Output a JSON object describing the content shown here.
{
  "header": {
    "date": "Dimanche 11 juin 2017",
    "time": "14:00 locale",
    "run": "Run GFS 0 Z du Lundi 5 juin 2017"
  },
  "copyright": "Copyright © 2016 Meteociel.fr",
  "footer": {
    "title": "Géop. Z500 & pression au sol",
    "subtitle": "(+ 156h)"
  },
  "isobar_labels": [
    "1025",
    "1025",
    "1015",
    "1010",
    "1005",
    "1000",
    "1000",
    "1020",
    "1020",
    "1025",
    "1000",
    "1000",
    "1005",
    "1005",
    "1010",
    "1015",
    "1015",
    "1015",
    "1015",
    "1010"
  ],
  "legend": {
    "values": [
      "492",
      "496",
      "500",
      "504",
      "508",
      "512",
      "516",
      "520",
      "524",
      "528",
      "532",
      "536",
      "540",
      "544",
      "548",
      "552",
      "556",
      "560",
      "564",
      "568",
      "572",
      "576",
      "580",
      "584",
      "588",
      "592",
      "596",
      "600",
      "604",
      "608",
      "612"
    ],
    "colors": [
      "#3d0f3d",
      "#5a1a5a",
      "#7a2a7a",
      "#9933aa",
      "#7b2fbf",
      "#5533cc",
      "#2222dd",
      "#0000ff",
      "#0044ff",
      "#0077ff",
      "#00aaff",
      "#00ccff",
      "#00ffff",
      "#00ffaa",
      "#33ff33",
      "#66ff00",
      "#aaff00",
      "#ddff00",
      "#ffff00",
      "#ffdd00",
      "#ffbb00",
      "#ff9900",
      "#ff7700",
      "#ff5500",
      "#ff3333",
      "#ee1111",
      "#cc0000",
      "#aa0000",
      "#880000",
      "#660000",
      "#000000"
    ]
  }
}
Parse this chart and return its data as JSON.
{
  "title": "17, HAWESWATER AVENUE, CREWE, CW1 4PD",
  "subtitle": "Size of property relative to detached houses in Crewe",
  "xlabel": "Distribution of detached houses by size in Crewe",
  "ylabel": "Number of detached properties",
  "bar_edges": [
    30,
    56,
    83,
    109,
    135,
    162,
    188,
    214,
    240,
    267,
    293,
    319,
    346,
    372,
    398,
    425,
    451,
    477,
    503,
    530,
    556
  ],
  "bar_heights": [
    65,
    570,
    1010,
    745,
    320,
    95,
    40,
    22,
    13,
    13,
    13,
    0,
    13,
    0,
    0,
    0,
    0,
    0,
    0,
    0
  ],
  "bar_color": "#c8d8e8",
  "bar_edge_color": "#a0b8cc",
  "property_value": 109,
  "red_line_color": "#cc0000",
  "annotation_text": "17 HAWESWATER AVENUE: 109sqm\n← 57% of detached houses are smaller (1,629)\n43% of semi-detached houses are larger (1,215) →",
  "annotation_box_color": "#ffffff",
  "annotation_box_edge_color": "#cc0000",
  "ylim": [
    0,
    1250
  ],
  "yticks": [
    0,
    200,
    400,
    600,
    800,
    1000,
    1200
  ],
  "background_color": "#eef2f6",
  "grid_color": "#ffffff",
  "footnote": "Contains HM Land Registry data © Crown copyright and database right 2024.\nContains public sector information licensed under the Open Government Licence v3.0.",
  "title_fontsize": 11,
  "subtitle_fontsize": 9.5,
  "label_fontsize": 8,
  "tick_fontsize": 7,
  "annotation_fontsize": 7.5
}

········

### Your task
Identify each line in the entries with the word "detached" and copy it.

### Response to this task
  "subtitle": "Size of property relative to detached houses in Crewe",
  "xlabel": "Distribution of detached houses by size in Crewe",
  "ylabel": "Number of detached properties",
  "annotation_text": "17 HAWESWATER AVENUE: 109sqm\n← 57% of detached houses are smaller (1,629)\n43% of semi-detached houses are larger (1,215) →",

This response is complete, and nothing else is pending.